(Figure contents as structured data)
++++++++++++++++++++

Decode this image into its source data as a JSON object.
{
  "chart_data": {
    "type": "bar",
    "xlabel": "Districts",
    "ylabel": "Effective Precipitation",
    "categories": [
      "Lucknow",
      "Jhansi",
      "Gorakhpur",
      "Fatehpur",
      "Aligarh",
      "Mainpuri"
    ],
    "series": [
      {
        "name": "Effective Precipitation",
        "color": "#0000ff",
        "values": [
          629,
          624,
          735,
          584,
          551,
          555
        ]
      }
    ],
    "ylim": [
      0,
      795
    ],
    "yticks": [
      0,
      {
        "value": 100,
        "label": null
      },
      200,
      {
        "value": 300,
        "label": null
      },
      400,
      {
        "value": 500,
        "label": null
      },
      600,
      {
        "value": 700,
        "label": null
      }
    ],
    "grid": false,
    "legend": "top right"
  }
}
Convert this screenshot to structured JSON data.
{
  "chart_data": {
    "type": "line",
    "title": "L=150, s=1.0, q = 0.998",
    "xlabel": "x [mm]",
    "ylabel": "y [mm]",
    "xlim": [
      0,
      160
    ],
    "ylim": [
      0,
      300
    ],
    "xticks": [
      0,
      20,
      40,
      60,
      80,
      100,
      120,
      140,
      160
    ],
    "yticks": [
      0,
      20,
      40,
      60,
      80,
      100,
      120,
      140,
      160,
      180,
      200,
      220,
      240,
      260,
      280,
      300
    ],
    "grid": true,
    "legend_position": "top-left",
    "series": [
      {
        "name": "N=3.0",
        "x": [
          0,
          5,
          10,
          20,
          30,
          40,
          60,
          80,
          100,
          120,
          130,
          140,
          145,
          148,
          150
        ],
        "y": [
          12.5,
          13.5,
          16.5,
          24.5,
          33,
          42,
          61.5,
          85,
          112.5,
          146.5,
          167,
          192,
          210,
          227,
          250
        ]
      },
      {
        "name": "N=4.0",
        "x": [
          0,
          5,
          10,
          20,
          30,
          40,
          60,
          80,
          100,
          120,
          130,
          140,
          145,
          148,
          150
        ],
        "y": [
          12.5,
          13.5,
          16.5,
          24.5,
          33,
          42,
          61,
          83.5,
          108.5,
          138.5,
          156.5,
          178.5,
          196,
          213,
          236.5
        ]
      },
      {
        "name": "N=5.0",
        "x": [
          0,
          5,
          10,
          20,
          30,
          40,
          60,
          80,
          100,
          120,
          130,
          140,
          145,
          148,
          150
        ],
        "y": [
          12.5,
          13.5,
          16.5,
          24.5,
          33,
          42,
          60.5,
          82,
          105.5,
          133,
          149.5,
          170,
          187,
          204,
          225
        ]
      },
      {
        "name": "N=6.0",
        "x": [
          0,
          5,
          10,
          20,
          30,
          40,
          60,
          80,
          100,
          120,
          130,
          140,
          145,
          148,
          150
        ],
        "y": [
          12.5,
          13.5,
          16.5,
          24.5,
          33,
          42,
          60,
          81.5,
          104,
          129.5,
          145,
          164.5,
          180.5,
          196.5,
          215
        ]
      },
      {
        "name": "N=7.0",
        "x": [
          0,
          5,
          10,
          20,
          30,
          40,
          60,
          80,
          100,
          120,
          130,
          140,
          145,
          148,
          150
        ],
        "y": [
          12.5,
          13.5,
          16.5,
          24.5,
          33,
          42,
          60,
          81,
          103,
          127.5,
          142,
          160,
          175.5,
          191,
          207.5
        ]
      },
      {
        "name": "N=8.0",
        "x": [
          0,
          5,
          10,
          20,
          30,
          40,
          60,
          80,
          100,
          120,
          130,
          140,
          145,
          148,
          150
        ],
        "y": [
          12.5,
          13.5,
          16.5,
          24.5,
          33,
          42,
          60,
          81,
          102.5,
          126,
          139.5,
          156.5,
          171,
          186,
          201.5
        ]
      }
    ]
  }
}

++++++++++++++++++++

[Exercise instructions] From the listing above, pick out each line where the word "this" appears.

[Solution]
Decode this image into its source data as a JSON object.
Convert this screenshot to structured JSON data.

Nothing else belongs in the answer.